**Problem details:** Write out each line that follows exactly as it stands, without the pictures.
-- START Material for this exercise --
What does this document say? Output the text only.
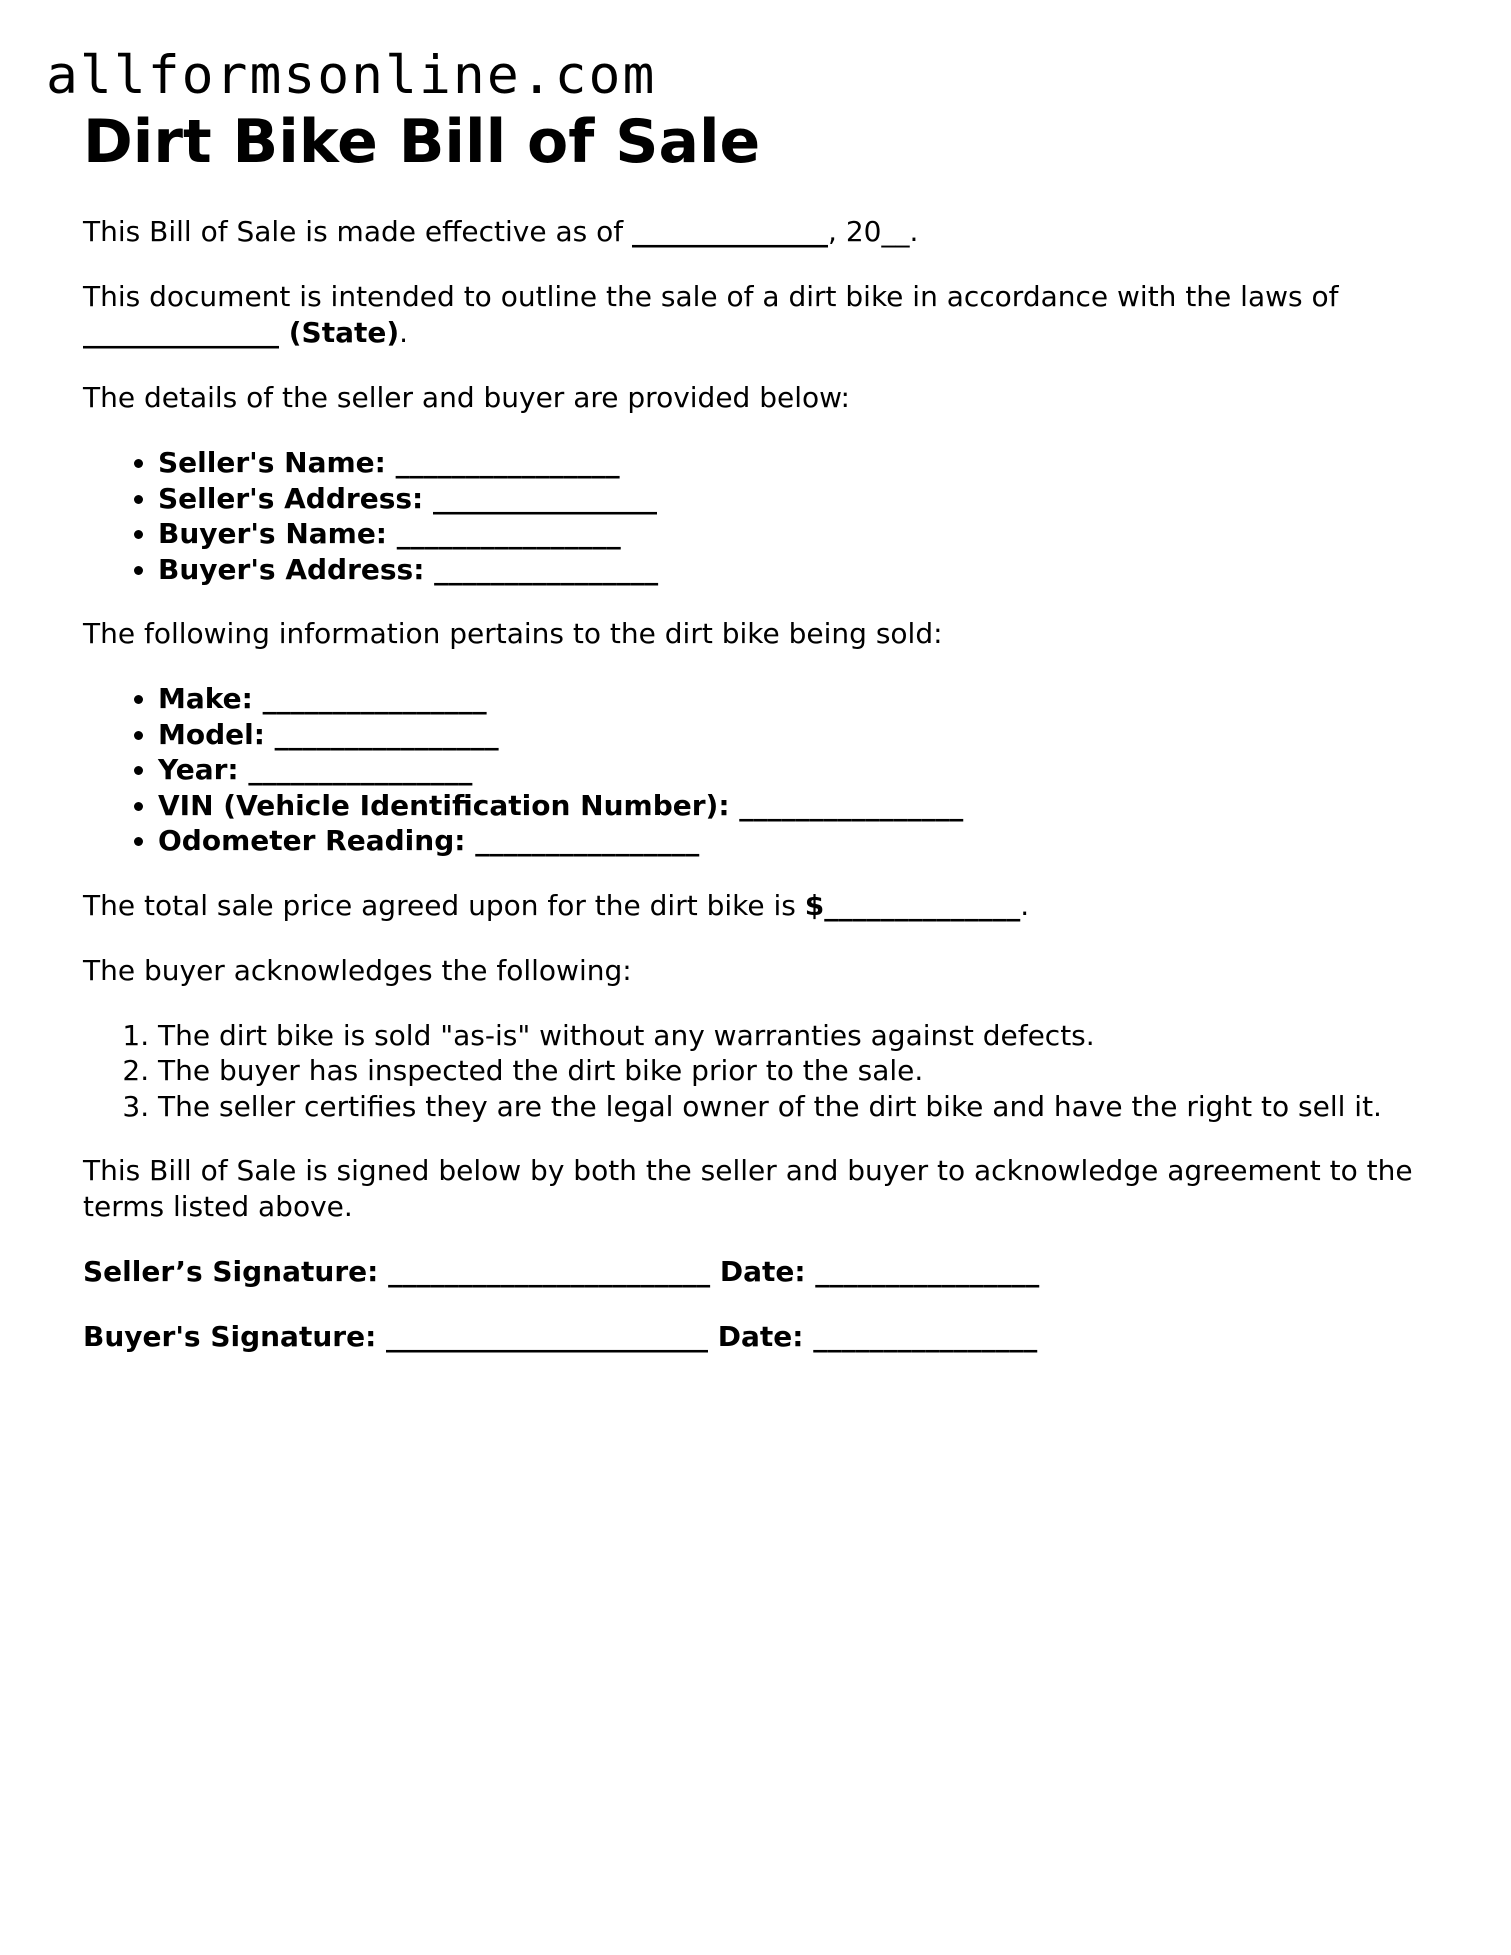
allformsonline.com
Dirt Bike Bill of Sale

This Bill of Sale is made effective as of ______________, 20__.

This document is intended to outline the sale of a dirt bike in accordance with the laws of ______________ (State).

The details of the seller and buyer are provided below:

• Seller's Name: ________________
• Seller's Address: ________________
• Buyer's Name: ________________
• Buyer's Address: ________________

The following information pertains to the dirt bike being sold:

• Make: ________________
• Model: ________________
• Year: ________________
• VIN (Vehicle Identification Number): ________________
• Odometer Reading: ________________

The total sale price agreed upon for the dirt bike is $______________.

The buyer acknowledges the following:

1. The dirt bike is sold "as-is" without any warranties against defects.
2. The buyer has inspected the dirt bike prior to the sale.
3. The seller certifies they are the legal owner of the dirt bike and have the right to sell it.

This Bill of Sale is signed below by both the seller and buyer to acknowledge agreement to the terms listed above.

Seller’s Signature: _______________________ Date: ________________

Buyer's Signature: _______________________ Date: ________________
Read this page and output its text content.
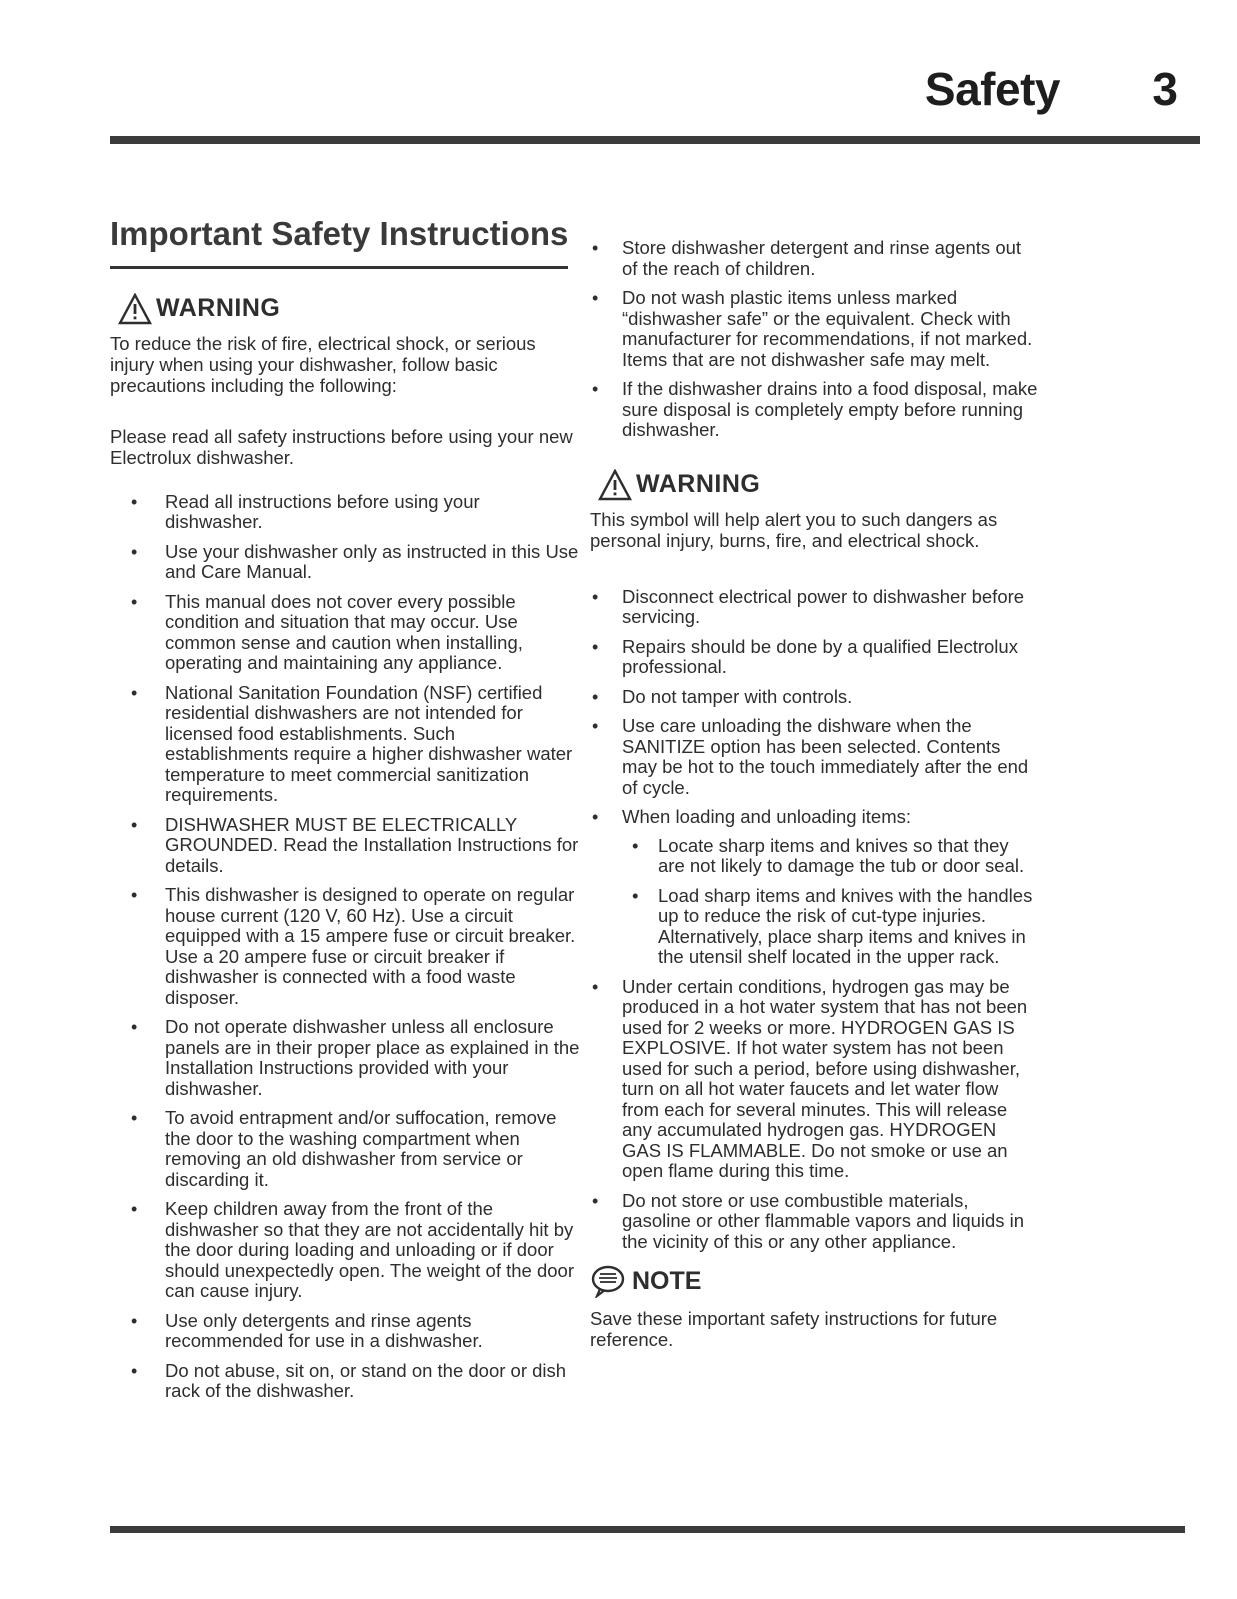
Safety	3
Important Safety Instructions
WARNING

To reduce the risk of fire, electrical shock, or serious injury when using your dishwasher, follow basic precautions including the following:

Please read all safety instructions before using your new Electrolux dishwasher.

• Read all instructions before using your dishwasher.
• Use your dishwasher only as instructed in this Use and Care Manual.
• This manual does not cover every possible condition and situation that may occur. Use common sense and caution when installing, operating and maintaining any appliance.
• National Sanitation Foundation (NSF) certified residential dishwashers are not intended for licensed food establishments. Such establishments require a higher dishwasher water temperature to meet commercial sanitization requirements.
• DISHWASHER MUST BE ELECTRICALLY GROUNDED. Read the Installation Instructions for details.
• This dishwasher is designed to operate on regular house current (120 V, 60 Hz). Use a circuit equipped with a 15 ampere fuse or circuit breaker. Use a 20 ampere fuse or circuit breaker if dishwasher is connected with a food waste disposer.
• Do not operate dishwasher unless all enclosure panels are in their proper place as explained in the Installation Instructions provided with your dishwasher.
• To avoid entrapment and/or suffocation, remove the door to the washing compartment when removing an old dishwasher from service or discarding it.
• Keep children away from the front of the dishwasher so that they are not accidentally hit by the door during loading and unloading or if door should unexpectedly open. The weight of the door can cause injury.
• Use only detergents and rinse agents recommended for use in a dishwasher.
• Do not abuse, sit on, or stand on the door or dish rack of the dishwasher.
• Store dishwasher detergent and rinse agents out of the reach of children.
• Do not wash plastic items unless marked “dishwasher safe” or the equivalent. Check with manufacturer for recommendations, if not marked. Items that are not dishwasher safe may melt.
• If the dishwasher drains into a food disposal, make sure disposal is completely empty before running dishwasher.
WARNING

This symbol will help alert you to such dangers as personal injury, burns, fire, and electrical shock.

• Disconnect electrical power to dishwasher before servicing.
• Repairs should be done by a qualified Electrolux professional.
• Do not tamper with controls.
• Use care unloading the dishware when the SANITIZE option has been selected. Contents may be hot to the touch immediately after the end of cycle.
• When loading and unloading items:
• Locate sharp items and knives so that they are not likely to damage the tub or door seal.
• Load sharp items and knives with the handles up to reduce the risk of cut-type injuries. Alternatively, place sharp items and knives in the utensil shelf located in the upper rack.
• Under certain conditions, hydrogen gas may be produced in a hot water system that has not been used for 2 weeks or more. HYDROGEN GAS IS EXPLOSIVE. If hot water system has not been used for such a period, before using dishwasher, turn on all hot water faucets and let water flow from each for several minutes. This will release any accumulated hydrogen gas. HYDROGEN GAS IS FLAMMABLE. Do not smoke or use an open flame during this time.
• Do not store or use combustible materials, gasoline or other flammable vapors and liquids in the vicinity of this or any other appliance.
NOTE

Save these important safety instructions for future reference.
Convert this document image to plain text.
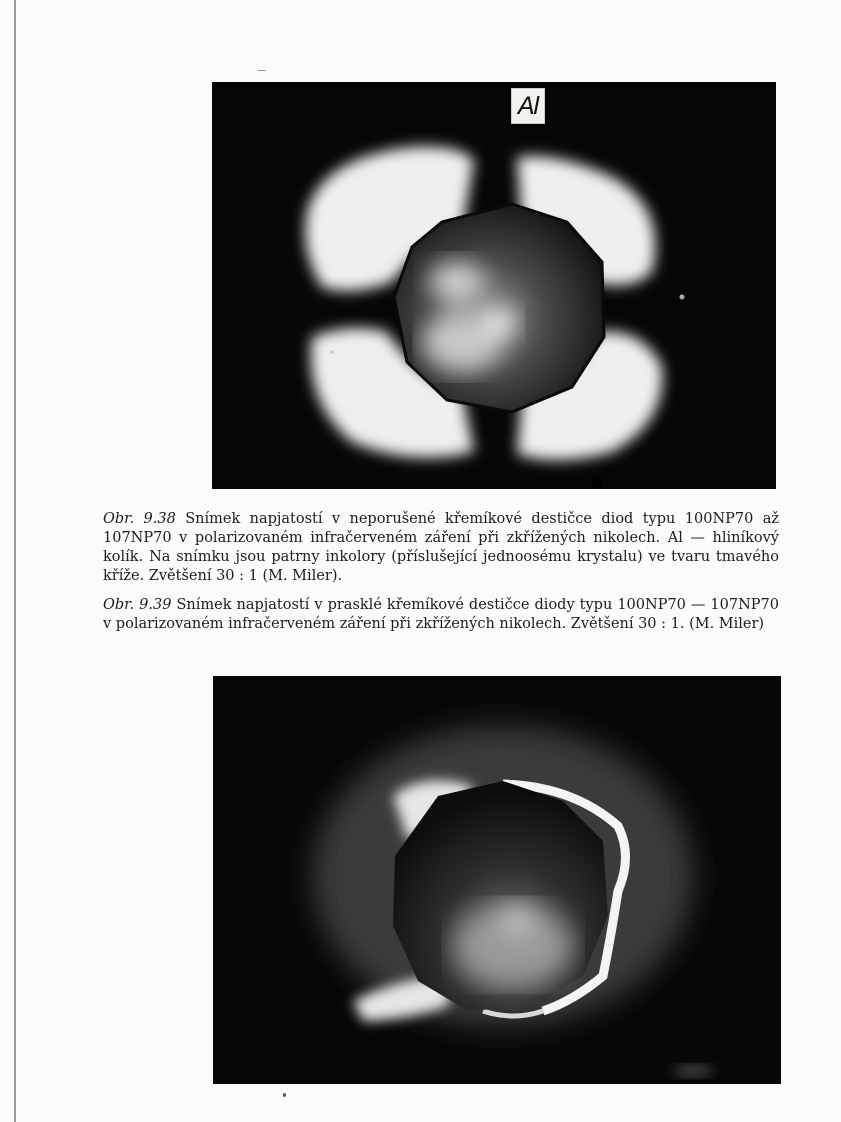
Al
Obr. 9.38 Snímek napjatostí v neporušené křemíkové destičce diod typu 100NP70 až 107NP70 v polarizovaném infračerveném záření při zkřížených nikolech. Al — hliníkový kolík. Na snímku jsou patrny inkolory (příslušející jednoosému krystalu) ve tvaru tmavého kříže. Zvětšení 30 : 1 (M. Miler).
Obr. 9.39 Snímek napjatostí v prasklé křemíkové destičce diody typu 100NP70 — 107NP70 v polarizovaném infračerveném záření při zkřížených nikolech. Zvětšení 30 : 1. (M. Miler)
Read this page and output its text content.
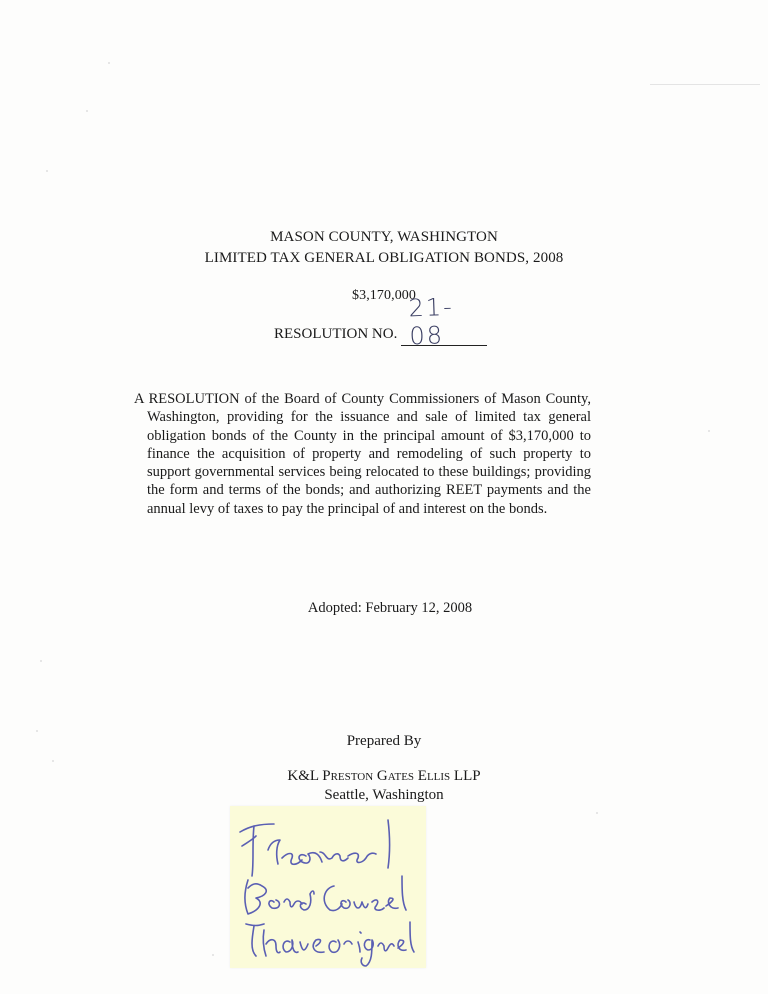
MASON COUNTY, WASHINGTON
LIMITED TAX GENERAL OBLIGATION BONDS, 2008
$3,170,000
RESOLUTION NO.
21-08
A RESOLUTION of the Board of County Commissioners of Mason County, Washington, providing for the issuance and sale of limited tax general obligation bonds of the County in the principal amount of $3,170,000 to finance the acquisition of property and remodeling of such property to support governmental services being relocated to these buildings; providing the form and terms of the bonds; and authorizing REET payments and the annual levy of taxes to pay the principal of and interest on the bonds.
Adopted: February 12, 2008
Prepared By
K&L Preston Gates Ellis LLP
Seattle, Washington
-- END Material for this exercise --
**Correct result:**
What does this document say? Output the text only.
allformsonline.com
Dirt Bike Bill of Sale

This Bill of Sale is made effective as of ______________, 20__.

This document is intended to outline the sale of a dirt bike in accordance with the laws of ______________ (State).

The details of the seller and buyer are provided below:

• Seller's Name: ________________
• Seller's Address: ________________
• Buyer's Name: ________________
• Buyer's Address: ________________

The following information pertains to the dirt bike being sold:

• Make: ________________
• Model: ________________
• Year: ________________
• VIN (Vehicle Identification Number): ________________
• Odometer Reading: ________________

The total sale price agreed upon for the dirt bike is $______________.

The buyer acknowledges the following:

1. The dirt bike is sold "as-is" without any warranties against defects.
2. The buyer has inspected the dirt bike prior to the sale.
3. The seller certifies they are the legal owner of the dirt bike and have the right to sell it.

This Bill of Sale is signed below by both the seller and buyer to acknowledge agreement to the terms listed above.

Seller’s Signature: _______________________ Date: ________________

Buyer's Signature: _______________________ Date: ________________
Read this page and output its text content.
Safety	3
Important Safety Instructions
WARNING

To reduce the risk of fire, electrical shock, or serious injury when using your dishwasher, follow basic precautions including the following:

Please read all safety instructions before using your new Electrolux dishwasher.

• Read all instructions before using your dishwasher.
• Use your dishwasher only as instructed in this Use and Care Manual.
• This manual does not cover every possible condition and situation that may occur. Use common sense and caution when installing, operating and maintaining any appliance.
• National Sanitation Foundation (NSF) certified residential dishwashers are not intended for licensed food establishments. Such establishments require a higher dishwasher water temperature to meet commercial sanitization requirements.
• DISHWASHER MUST BE ELECTRICALLY GROUNDED. Read the Installation Instructions for details.
• This dishwasher is designed to operate on regular house current (120 V, 60 Hz). Use a circuit equipped with a 15 ampere fuse or circuit breaker. Use a 20 ampere fuse or circuit breaker if dishwasher is connected with a food waste disposer.
• Do not operate dishwasher unless all enclosure panels are in their proper place as explained in the Installation Instructions provided with your dishwasher.
• To avoid entrapment and/or suffocation, remove the door to the washing compartment when removing an old dishwasher from service or discarding it.
• Keep children away from the front of the dishwasher so that they are not accidentally hit by the door during loading and unloading or if door should unexpectedly open. The weight of the door can cause injury.
• Use only detergents and rinse agents recommended for use in a dishwasher.
• Do not abuse, sit on, or stand on the door or dish rack of the dishwasher.
• Store dishwasher detergent and rinse agents out of the reach of children.
• Do not wash plastic items unless marked “dishwasher safe” or the equivalent. Check with manufacturer for recommendations, if not marked. Items that are not dishwasher safe may melt.
• If the dishwasher drains into a food disposal, make sure disposal is completely empty before running dishwasher.
WARNING

This symbol will help alert you to such dangers as personal injury, burns, fire, and electrical shock.

• Disconnect electrical power to dishwasher before servicing.
• Repairs should be done by a qualified Electrolux professional.
• Do not tamper with controls.
• Use care unloading the dishware when the SANITIZE option has been selected. Contents may be hot to the touch immediately after the end of cycle.
• When loading and unloading items:
• Locate sharp items and knives so that they are not likely to damage the tub or door seal.
• Load sharp items and knives with the handles up to reduce the risk of cut-type injuries. Alternatively, place sharp items and knives in the utensil shelf located in the upper rack.
• Under certain conditions, hydrogen gas may be produced in a hot water system that has not been used for 2 weeks or more. HYDROGEN GAS IS EXPLOSIVE. If hot water system has not been used for such a period, before using dishwasher, turn on all hot water faucets and let water flow from each for several minutes. This will release any accumulated hydrogen gas. HYDROGEN GAS IS FLAMMABLE. Do not smoke or use an open flame during this time.
• Do not store or use combustible materials, gasoline or other flammable vapors and liquids in the vicinity of this or any other appliance.
NOTE

Save these important safety instructions for future reference.
Convert this document image to plain text.
Al
Obr. 9.38 Snímek napjatostí v neporušené křemíkové destičce diod typu 100NP70 až 107NP70 v polarizovaném infračerveném záření při zkřížených nikolech. Al — hliníkový kolík. Na snímku jsou patrny inkolory (příslušející jednoosému krystalu) ve tvaru tmavého kříže. Zvětšení 30 : 1 (M. Miler).
Obr. 9.39 Snímek napjatostí v prasklé křemíkové destičce diody typu 100NP70 — 107NP70 v polarizovaném infračerveném záření při zkřížených nikolech. Zvětšení 30 : 1. (M. Miler)
Read this page and output its text content.
MASON COUNTY, WASHINGTON
LIMITED TAX GENERAL OBLIGATION BONDS, 2008
$3,170,000
RESOLUTION NO.
21-08
A RESOLUTION of the Board of County Commissioners of Mason County, Washington, providing for the issuance and sale of limited tax general obligation bonds of the County in the principal amount of $3,170,000 to finance the acquisition of property and remodeling of such property to support governmental services being relocated to these buildings; providing the form and terms of the bonds; and authorizing REET payments and the annual levy of taxes to pay the principal of and interest on the bonds.
Adopted: February 12, 2008
Prepared By
K&L Preston Gates Ellis LLP
Seattle, Washington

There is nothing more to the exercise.